Return every record exactly as written.

☆ ☆ ☆ ☆

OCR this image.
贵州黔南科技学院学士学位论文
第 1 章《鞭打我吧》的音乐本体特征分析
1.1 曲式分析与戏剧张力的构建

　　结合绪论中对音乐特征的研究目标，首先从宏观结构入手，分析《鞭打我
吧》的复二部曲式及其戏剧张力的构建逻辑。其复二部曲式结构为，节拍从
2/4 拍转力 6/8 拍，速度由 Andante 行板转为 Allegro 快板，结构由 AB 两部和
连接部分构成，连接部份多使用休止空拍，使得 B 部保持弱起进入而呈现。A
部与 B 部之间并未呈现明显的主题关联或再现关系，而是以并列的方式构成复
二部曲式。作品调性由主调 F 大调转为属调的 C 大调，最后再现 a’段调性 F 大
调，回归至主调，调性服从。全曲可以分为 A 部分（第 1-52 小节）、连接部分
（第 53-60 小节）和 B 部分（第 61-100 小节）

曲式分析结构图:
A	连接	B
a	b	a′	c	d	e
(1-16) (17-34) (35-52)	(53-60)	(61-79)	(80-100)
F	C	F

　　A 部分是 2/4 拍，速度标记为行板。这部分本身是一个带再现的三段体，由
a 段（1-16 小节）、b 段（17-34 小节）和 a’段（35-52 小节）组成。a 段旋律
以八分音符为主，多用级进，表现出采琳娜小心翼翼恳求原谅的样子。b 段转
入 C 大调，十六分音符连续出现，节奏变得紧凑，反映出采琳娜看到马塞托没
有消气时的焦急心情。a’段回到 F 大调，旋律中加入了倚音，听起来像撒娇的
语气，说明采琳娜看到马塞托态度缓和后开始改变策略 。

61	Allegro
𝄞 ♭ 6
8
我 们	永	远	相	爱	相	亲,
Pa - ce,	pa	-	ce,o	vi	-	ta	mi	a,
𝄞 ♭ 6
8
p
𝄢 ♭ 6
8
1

☆ ☆ ☆ ☆

### Reply
OCR this image.
贵州黔南科技学院学士学位论文
第 1 章《鞭打我吧》的音乐本体特征分析
1.1 曲式分析与戏剧张力的构建

　　结合绪论中对音乐特征的研究目标，首先从宏观结构入手，分析《鞭打我
吧》的复二部曲式及其戏剧张力的构建逻辑。其复二部曲式结构为，节拍从
2/4 拍转力 6/8 拍，速度由 Andante 行板转为 Allegro 快板，结构由 AB 两部和
连接部分构成，连接部份多使用休止空拍，使得 B 部保持弱起进入而呈现。A
部与 B 部之间并未呈现明显的主题关联或再现关系，而是以并列的方式构成复
二部曲式。作品调性由主调 F 大调转为属调的 C 大调，最后再现 a’段调性 F 大
调，回归至主调，调性服从。全曲可以分为 A 部分（第 1-52 小节）、连接部分
（第 53-60 小节）和 B 部分（第 61-100 小节）

曲式分析结构图:
A	连接	B
a	b	a′	c	d	e
(1-16) (17-34) (35-52)	(53-60)	(61-79)	(80-100)
F	C	F

　　A 部分是 2/4 拍，速度标记为行板。这部分本身是一个带再现的三段体，由
a 段（1-16 小节）、b 段（17-34 小节）和 a’段（35-52 小节）组成。a 段旋律
以八分音符为主，多用级进，表现出采琳娜小心翼翼恳求原谅的样子。b 段转
入 C 大调，十六分音符连续出现，节奏变得紧凑，反映出采琳娜看到马塞托没
有消气时的焦急心情。a’段回到 F 大调，旋律中加入了倚音，听起来像撒娇的
语气，说明采琳娜看到马塞托态度缓和后开始改变策略 。

61	Allegro
𝄞 ♭ 6
8
我 们	永	远	相	爱	相	亲,
Pa - ce,	pa	-	ce,o	vi	-	ta	mi	a,
𝄞 ♭ 6
8
p
𝄢 ♭ 6
8
1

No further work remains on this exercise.